>> start GIVEN RECORDS

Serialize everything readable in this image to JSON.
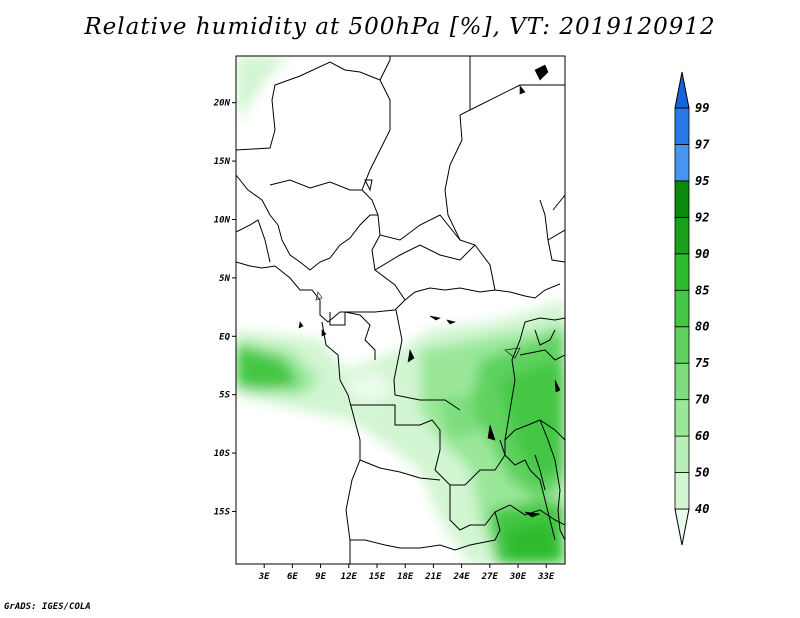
{
  "title": "Relative humidity at 500hPa [%], VT: 2019120912",
  "credit": "GrADS: IGES/COLA",
  "map": {
    "lon_range": [
      0,
      35
    ],
    "lat_range": [
      -19.5,
      24
    ],
    "lon_ticks": [
      "3E",
      "6E",
      "9E",
      "12E",
      "15E",
      "18E",
      "21E",
      "24E",
      "27E",
      "30E",
      "33E"
    ],
    "lat_ticks": [
      "20N",
      "15N",
      "10N",
      "5N",
      "EQ",
      "5S",
      "10S",
      "15S"
    ]
  },
  "colorbar": {
    "levels": [
      "40",
      "50",
      "60",
      "70",
      "75",
      "80",
      "85",
      "90",
      "92",
      "95",
      "97",
      "99"
    ],
    "colors": [
      "#eafbea",
      "#d2f5d2",
      "#b8efb8",
      "#9ae79a",
      "#7ddd7d",
      "#5fd25f",
      "#44c744",
      "#2ebb2e",
      "#1a9f1a",
      "#0a8a0a",
      "#4696f0",
      "#2878e8",
      "#1464dc"
    ]
  }
}
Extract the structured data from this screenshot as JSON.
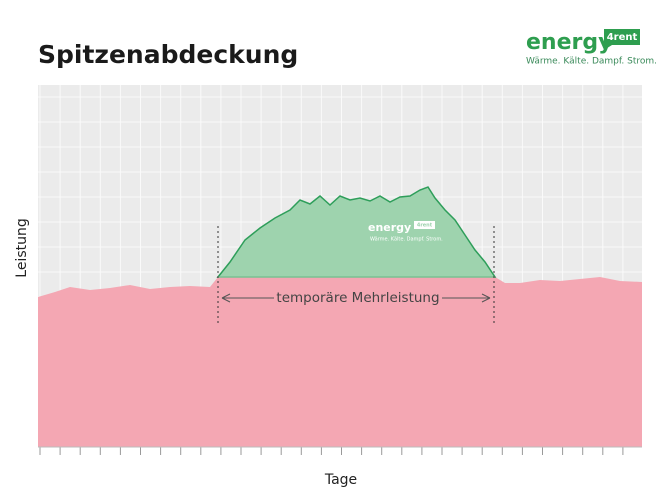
{
  "header": {
    "title": "Spitzenabdeckung"
  },
  "logo": {
    "brand": "energy",
    "badge": "4rent",
    "tagline": "Wärme. Kälte. Dampf. Strom."
  },
  "diagram": {
    "y_label": "Leistung",
    "x_label": "Tage",
    "annotation": "temporäre Mehrleistung",
    "watermark": {
      "brand": "energy",
      "badge": "4rent",
      "tagline": "Wärme. Kälte. Dampf. Strom."
    }
  }
}
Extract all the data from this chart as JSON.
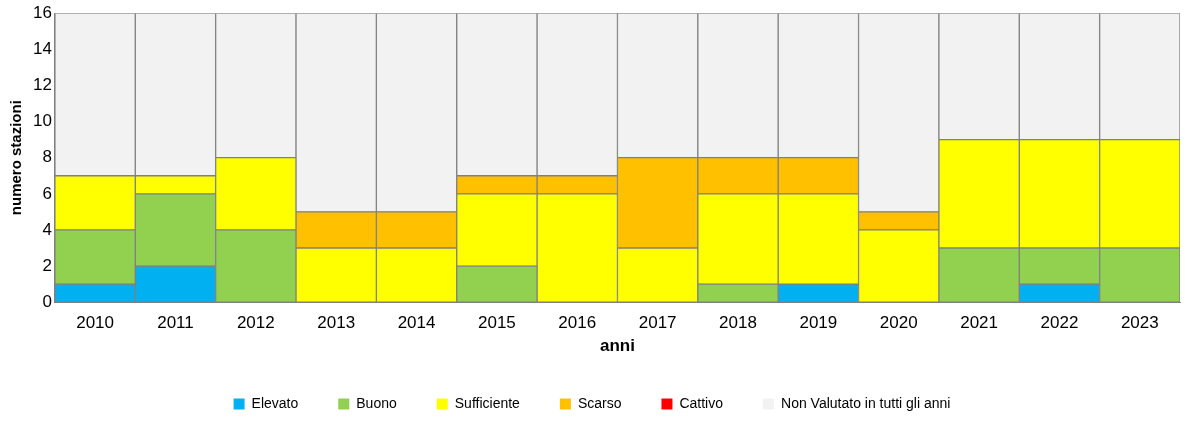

>> end GIVEN RECORDS

— STATED TASK —
For each line of the entries that includes "Strom", show that line.

— RESULT OF THIS TASK —
    "tagline": "Wärme. Kälte. Dampf. Strom."
      "tagline": "Wärme. Kälte. Dampf. Strom."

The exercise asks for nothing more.